● **INSTRUCTIONS TO FOLLOW**
Look through the lines below and extract any with the word "mensen".
[start EXCERPTED RECORDS]
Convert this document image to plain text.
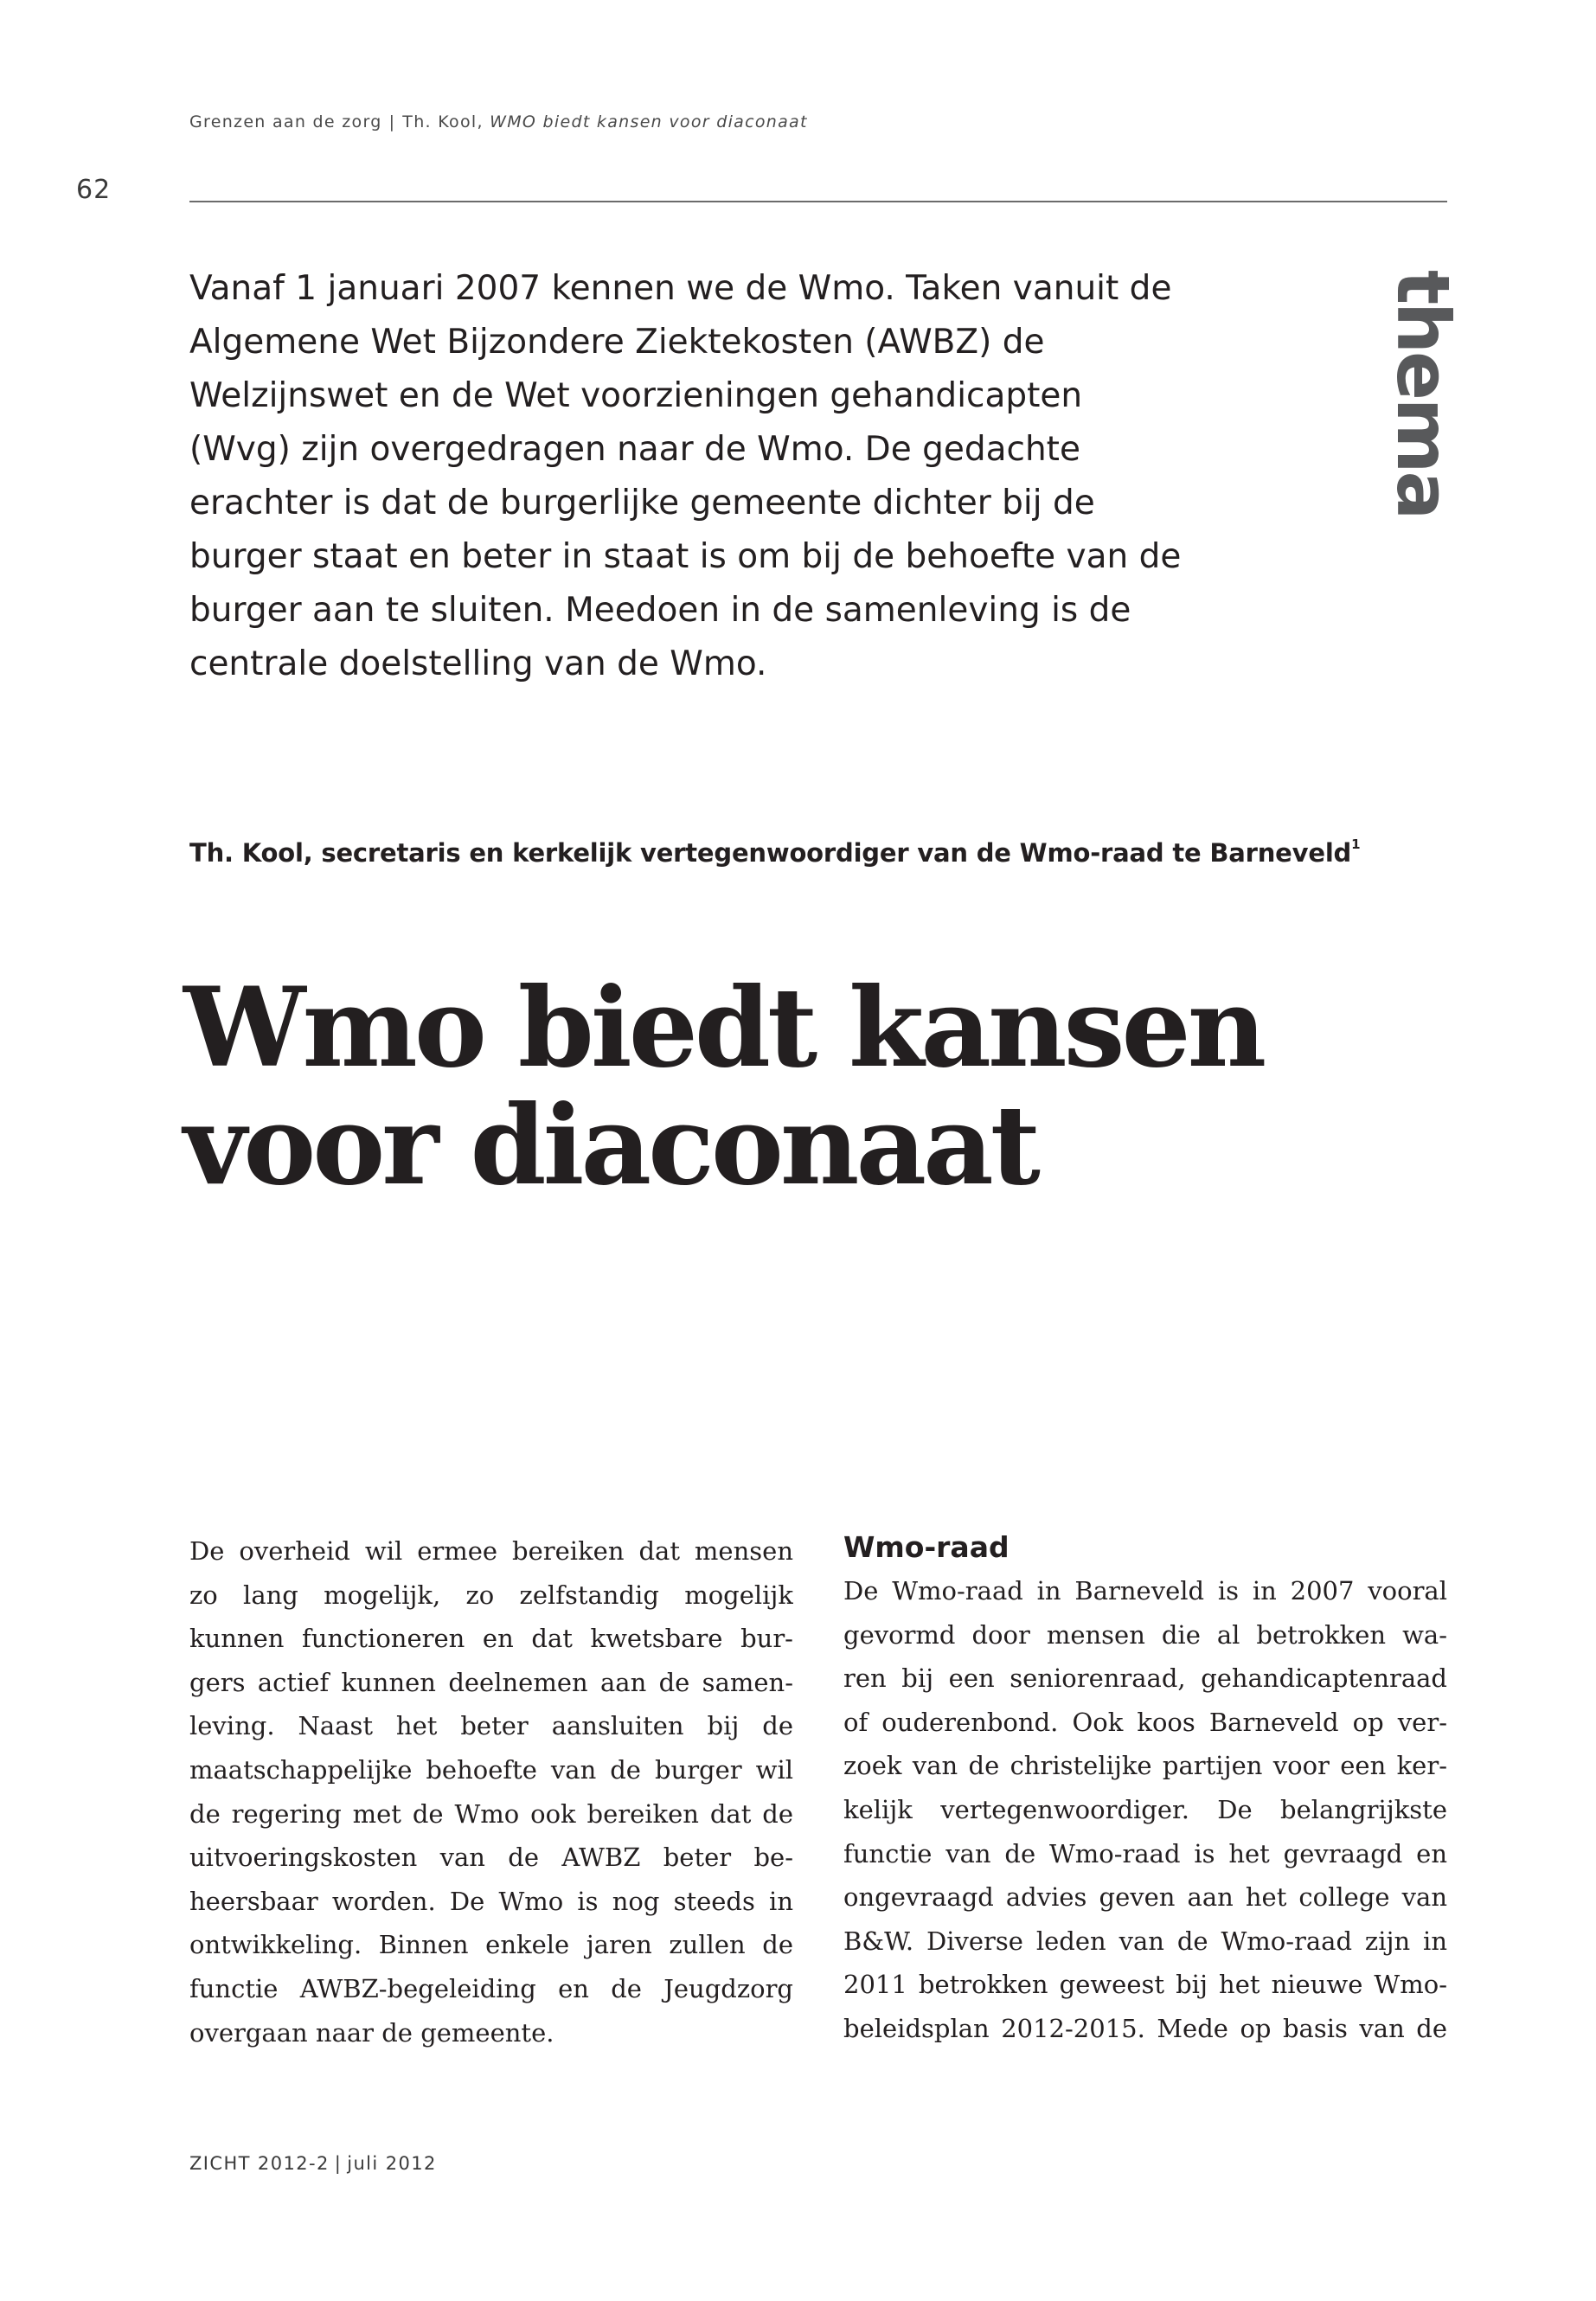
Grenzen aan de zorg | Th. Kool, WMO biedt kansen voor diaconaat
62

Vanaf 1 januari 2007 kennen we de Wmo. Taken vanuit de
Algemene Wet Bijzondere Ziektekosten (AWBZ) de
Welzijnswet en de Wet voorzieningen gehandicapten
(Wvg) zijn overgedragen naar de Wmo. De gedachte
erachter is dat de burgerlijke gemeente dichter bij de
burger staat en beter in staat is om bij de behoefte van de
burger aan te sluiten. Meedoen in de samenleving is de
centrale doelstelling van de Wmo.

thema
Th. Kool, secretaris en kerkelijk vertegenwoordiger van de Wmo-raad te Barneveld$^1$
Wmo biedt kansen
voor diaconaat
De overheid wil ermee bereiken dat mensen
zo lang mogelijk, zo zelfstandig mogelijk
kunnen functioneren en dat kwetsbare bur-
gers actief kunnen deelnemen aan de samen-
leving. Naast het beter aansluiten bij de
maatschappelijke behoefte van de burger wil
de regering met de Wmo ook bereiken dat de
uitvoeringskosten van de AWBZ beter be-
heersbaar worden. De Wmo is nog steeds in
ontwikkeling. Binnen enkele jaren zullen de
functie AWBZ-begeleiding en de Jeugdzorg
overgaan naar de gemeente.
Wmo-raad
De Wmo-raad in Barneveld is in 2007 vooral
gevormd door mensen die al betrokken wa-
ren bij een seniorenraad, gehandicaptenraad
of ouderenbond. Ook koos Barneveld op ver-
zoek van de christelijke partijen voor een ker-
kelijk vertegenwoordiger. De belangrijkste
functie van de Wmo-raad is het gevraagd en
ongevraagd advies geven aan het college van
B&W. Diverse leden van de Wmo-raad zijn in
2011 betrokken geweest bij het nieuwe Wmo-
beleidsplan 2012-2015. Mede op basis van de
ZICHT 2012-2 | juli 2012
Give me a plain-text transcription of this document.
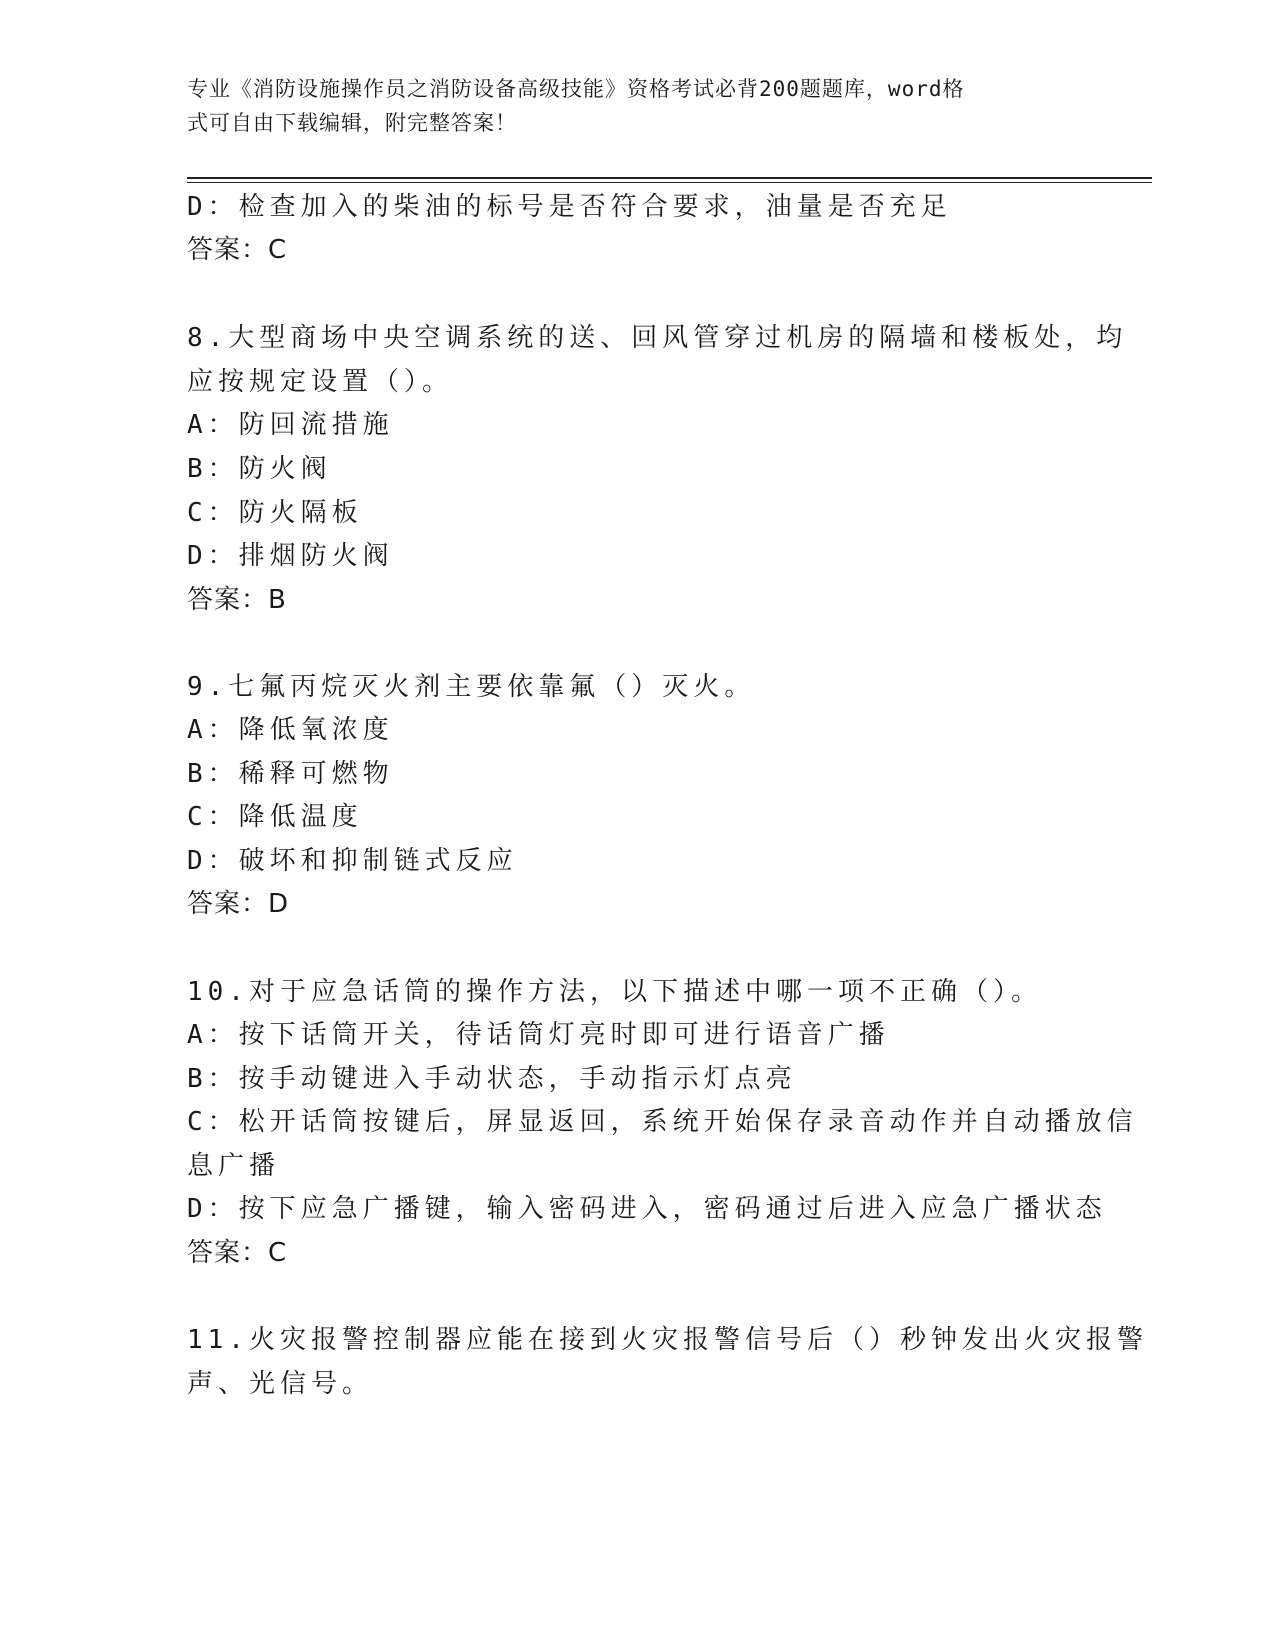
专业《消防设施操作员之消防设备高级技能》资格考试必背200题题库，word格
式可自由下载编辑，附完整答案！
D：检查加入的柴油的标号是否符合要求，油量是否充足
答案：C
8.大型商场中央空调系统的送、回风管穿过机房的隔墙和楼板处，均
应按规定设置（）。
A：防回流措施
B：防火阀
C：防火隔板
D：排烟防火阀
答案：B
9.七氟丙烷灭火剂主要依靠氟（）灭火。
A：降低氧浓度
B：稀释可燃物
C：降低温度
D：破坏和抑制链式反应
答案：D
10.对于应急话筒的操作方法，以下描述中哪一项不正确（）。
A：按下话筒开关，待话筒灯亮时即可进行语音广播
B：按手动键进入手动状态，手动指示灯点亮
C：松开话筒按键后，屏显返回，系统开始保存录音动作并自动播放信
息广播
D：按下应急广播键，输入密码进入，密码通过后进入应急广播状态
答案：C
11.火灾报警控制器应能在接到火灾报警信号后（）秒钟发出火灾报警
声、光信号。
[end EXCERPTED RECORDS]
● **WRITTEN REPLY**
De overheid wil ermee bereiken dat mensen
gevormd door mensen die al betrokken wa-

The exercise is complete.